Request » Produce an exact copy of all the records.

** begin Materials provided **

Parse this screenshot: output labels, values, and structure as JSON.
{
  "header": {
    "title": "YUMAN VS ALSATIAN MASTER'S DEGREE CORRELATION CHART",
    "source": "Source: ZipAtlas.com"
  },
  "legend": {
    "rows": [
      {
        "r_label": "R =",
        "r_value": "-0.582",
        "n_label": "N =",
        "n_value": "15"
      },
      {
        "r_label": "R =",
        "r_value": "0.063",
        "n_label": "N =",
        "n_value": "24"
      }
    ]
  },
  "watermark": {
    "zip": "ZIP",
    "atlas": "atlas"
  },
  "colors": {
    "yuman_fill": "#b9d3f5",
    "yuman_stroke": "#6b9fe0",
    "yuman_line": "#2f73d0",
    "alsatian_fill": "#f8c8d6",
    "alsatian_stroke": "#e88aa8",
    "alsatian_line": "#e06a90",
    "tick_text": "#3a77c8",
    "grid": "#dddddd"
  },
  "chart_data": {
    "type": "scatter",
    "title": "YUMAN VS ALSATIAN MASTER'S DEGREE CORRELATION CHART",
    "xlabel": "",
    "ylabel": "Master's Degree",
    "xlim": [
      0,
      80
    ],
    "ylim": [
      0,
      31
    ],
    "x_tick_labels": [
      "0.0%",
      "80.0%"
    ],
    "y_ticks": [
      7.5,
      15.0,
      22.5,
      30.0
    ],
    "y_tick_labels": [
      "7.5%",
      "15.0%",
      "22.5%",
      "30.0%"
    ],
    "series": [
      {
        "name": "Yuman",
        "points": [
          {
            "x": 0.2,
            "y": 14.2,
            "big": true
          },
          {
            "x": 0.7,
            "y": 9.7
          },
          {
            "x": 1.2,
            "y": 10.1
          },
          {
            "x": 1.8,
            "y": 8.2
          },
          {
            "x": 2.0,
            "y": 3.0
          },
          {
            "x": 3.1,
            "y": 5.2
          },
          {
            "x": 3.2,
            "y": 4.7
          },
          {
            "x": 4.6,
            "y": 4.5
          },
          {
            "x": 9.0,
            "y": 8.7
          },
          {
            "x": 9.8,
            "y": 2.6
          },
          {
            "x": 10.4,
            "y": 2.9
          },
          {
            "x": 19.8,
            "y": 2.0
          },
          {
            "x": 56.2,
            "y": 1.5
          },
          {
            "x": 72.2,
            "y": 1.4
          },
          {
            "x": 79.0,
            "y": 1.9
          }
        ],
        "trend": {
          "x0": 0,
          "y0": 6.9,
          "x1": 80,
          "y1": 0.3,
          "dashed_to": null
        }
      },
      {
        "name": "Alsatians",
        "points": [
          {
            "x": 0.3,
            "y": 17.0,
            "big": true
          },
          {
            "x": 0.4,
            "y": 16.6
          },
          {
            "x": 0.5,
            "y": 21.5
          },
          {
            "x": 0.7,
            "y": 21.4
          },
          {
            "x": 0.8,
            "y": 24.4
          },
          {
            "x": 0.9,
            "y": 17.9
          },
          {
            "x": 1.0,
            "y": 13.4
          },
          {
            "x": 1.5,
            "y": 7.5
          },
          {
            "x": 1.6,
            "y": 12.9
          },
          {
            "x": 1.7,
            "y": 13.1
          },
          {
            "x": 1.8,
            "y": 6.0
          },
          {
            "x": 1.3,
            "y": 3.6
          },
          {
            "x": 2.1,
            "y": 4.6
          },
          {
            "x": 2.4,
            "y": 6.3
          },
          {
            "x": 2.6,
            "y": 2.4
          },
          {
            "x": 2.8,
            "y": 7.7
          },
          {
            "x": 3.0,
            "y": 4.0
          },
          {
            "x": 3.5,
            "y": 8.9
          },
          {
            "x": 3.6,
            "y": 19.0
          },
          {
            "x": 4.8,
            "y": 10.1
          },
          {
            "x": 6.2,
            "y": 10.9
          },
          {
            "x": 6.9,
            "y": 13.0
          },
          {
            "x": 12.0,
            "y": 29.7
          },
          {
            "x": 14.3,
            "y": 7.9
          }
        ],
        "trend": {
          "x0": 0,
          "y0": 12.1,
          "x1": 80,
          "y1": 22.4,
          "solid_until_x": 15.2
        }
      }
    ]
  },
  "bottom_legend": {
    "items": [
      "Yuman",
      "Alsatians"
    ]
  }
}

** end Materials provided **

Solution to this exercise »
Parse this screenshot: output labels, values, and structure as JSON.
{
  "header": {
    "title": "YUMAN VS ALSATIAN MASTER'S DEGREE CORRELATION CHART",
    "source": "Source: ZipAtlas.com"
  },
  "legend": {
    "rows": [
      {
        "r_label": "R =",
        "r_value": "-0.582",
        "n_label": "N =",
        "n_value": "15"
      },
      {
        "r_label": "R =",
        "r_value": "0.063",
        "n_label": "N =",
        "n_value": "24"
      }
    ]
  },
  "watermark": {
    "zip": "ZIP",
    "atlas": "atlas"
  },
  "colors": {
    "yuman_fill": "#b9d3f5",
    "yuman_stroke": "#6b9fe0",
    "yuman_line": "#2f73d0",
    "alsatian_fill": "#f8c8d6",
    "alsatian_stroke": "#e88aa8",
    "alsatian_line": "#e06a90",
    "tick_text": "#3a77c8",
    "grid": "#dddddd"
  },
  "chart_data": {
    "type": "scatter",
    "title": "YUMAN VS ALSATIAN MASTER'S DEGREE CORRELATION CHART",
    "xlabel": "",
    "ylabel": "Master's Degree",
    "xlim": [
      0,
      80
    ],
    "ylim": [
      0,
      31
    ],
    "x_tick_labels": [
      "0.0%",
      "80.0%"
    ],
    "y_ticks": [
      7.5,
      15.0,
      22.5,
      30.0
    ],
    "y_tick_labels": [
      "7.5%",
      "15.0%",
      "22.5%",
      "30.0%"
    ],
    "series": [
      {
        "name": "Yuman",
        "points": [
          {
            "x": 0.2,
            "y": 14.2,
            "big": true
          },
          {
            "x": 0.7,
            "y": 9.7
          },
          {
            "x": 1.2,
            "y": 10.1
          },
          {
            "x": 1.8,
            "y": 8.2
          },
          {
            "x": 2.0,
            "y": 3.0
          },
          {
            "x": 3.1,
            "y": 5.2
          },
          {
            "x": 3.2,
            "y": 4.7
          },
          {
            "x": 4.6,
            "y": 4.5
          },
          {
            "x": 9.0,
            "y": 8.7
          },
          {
            "x": 9.8,
            "y": 2.6
          },
          {
            "x": 10.4,
            "y": 2.9
          },
          {
            "x": 19.8,
            "y": 2.0
          },
          {
            "x": 56.2,
            "y": 1.5
          },
          {
            "x": 72.2,
            "y": 1.4
          },
          {
            "x": 79.0,
            "y": 1.9
          }
        ],
        "trend": {
          "x0": 0,
          "y0": 6.9,
          "x1": 80,
          "y1": 0.3,
          "dashed_to": null
        }
      },
      {
        "name": "Alsatians",
        "points": [
          {
            "x": 0.3,
            "y": 17.0,
            "big": true
          },
          {
            "x": 0.4,
            "y": 16.6
          },
          {
            "x": 0.5,
            "y": 21.5
          },
          {
            "x": 0.7,
            "y": 21.4
          },
          {
            "x": 0.8,
            "y": 24.4
          },
          {
            "x": 0.9,
            "y": 17.9
          },
          {
            "x": 1.0,
            "y": 13.4
          },
          {
            "x": 1.5,
            "y": 7.5
          },
          {
            "x": 1.6,
            "y": 12.9
          },
          {
            "x": 1.7,
            "y": 13.1
          },
          {
            "x": 1.8,
            "y": 6.0
          },
          {
            "x": 1.3,
            "y": 3.6
          },
          {
            "x": 2.1,
            "y": 4.6
          },
          {
            "x": 2.4,
            "y": 6.3
          },
          {
            "x": 2.6,
            "y": 2.4
          },
          {
            "x": 2.8,
            "y": 7.7
          },
          {
            "x": 3.0,
            "y": 4.0
          },
          {
            "x": 3.5,
            "y": 8.9
          },
          {
            "x": 3.6,
            "y": 19.0
          },
          {
            "x": 4.8,
            "y": 10.1
          },
          {
            "x": 6.2,
            "y": 10.9
          },
          {
            "x": 6.9,
            "y": 13.0
          },
          {
            "x": 12.0,
            "y": 29.7
          },
          {
            "x": 14.3,
            "y": 7.9
          }
        ],
        "trend": {
          "x0": 0,
          "y0": 12.1,
          "x1": 80,
          "y1": 22.4,
          "solid_until_x": 15.2
        }
      }
    ]
  },
  "bottom_legend": {
    "items": [
      "Yuman",
      "Alsatians"
    ]
  }
}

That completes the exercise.